╭─ Records to process

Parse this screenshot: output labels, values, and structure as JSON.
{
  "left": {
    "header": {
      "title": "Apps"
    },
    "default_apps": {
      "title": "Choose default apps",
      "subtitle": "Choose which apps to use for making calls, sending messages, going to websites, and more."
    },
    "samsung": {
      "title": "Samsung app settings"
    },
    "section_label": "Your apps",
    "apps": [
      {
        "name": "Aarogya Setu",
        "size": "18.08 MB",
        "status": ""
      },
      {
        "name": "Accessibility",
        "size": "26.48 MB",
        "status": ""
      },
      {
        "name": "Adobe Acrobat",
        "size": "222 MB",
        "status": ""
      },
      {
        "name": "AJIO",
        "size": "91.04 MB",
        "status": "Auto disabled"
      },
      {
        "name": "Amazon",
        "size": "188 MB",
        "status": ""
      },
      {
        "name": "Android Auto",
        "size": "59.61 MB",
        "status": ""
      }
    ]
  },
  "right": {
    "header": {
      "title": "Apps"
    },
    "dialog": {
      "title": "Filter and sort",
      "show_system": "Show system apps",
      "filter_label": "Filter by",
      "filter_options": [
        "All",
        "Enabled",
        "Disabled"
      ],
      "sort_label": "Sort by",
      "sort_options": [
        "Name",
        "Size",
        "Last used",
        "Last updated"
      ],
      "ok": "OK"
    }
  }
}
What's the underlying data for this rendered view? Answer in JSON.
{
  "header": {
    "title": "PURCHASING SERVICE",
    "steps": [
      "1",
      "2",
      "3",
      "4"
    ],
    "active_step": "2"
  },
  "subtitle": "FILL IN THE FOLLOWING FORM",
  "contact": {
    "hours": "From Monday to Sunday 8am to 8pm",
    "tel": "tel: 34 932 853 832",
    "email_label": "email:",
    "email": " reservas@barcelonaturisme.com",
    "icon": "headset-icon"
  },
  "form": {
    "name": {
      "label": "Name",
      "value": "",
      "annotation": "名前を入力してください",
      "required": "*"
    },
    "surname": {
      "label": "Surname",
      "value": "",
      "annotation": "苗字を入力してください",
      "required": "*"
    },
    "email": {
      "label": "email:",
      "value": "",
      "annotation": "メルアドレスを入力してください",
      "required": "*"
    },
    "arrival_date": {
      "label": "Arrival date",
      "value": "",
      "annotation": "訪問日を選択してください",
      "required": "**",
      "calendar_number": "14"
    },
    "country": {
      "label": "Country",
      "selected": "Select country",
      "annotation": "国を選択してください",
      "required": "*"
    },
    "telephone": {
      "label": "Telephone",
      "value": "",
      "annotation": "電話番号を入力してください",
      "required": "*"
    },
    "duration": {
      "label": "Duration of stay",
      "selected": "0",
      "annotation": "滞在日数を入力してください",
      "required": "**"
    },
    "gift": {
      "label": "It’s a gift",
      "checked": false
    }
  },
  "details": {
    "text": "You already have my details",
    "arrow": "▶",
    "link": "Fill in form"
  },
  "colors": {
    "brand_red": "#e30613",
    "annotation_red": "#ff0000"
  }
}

╰─
╭─ Records to process

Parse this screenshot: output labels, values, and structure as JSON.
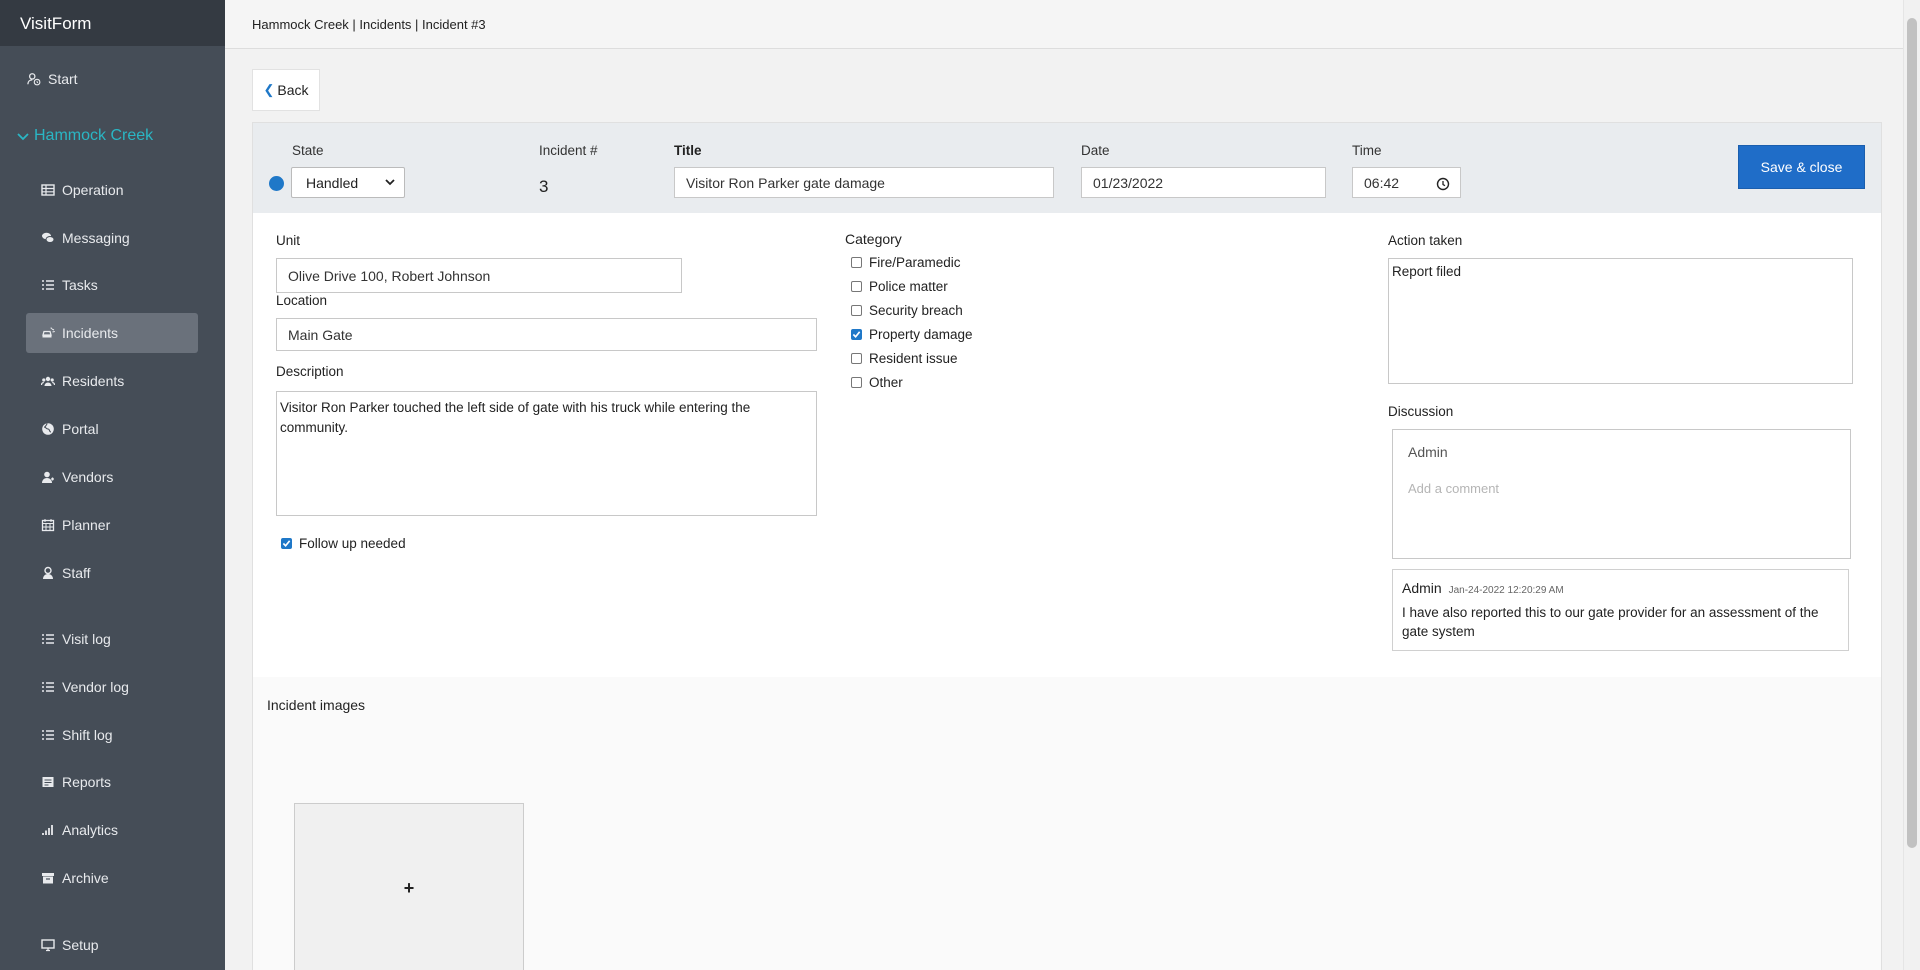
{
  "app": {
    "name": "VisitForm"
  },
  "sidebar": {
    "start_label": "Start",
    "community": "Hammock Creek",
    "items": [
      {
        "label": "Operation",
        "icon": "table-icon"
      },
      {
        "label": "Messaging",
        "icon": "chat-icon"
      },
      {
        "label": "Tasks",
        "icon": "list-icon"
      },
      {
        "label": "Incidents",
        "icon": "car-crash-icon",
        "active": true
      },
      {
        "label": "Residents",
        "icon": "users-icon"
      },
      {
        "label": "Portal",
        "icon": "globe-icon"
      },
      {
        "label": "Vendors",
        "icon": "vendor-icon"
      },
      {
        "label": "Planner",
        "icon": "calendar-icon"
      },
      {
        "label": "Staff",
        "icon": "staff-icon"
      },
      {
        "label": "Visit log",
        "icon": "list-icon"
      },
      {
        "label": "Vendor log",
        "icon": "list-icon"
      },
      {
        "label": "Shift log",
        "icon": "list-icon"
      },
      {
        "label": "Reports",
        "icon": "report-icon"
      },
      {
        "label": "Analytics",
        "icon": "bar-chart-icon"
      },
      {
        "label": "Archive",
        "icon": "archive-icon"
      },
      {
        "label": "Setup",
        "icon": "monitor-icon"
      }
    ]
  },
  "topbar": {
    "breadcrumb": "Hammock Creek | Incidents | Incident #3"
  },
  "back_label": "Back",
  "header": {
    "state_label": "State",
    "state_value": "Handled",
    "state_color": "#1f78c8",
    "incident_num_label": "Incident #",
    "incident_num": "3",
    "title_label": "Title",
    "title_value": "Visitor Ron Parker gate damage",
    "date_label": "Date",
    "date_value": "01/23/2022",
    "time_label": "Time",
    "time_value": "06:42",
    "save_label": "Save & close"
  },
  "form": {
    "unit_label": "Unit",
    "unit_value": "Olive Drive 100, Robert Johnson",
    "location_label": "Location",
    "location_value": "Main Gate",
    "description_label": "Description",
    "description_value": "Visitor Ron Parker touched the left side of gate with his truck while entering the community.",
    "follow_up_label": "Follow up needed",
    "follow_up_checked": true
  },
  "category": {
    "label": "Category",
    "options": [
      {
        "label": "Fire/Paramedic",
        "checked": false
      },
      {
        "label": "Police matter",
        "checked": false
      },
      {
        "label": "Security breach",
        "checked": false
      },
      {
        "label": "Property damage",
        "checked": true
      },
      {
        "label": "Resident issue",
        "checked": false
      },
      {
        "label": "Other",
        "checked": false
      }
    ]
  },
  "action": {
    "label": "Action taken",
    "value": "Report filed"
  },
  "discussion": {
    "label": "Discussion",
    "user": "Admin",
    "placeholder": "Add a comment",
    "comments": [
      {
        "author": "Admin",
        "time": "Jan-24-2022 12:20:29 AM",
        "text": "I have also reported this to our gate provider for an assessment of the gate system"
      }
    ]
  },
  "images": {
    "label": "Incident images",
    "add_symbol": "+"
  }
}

╰─

Instruction:
Pick out all the lines with the word "Choose" in them and copy them.

Response to the exercise:
      "title": "Choose default apps",
      "subtitle": "Choose which apps to use for making calls, sending messages, going to websites, and more."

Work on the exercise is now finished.